PROBLEM DETAILS: Compute the number of lines that include the string "text", then output that number and nothing else.

━━━ SUPPLIED INFORMATION ━━━

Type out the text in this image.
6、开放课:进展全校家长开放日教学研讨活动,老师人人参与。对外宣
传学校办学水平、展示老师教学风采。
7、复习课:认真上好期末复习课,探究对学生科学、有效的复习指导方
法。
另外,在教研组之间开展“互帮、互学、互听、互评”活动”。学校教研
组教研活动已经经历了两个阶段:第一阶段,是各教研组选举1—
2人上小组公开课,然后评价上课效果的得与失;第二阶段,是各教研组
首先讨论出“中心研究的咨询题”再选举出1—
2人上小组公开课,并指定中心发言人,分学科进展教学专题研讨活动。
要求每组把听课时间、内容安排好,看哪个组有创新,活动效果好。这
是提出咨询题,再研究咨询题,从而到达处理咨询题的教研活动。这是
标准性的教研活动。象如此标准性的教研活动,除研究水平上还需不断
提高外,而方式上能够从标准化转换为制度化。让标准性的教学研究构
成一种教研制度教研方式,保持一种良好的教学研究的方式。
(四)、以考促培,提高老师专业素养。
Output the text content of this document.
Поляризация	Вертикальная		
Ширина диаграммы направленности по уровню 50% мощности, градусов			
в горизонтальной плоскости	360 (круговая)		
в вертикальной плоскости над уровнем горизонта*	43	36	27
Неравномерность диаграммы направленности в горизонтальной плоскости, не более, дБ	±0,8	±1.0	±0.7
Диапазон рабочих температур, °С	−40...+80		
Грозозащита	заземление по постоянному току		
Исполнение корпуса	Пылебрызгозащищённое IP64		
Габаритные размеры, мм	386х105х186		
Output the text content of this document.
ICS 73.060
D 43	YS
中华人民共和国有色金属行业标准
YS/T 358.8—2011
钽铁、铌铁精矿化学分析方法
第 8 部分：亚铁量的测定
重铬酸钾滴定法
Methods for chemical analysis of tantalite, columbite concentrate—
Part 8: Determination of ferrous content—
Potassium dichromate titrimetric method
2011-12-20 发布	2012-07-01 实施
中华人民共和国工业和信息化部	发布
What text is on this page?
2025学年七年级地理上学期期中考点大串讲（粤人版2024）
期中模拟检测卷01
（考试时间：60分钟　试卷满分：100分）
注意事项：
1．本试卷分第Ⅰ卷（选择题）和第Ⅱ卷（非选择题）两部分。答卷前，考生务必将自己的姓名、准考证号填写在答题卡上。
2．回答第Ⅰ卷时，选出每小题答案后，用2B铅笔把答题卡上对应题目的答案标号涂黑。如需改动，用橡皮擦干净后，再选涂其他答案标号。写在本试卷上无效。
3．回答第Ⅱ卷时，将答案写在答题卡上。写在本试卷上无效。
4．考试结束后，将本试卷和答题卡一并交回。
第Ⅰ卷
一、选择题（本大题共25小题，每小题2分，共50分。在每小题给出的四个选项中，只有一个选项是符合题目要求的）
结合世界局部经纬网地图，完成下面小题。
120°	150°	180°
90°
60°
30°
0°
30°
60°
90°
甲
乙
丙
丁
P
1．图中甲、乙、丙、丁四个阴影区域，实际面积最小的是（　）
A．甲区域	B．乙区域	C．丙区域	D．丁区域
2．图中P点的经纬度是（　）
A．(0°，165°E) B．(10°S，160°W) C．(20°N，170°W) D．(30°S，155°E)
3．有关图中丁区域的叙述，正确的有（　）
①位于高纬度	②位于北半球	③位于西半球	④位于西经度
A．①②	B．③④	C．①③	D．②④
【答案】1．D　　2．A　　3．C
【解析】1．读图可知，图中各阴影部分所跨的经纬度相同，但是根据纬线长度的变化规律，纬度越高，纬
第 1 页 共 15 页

━━━

FINAL ANSWER: 4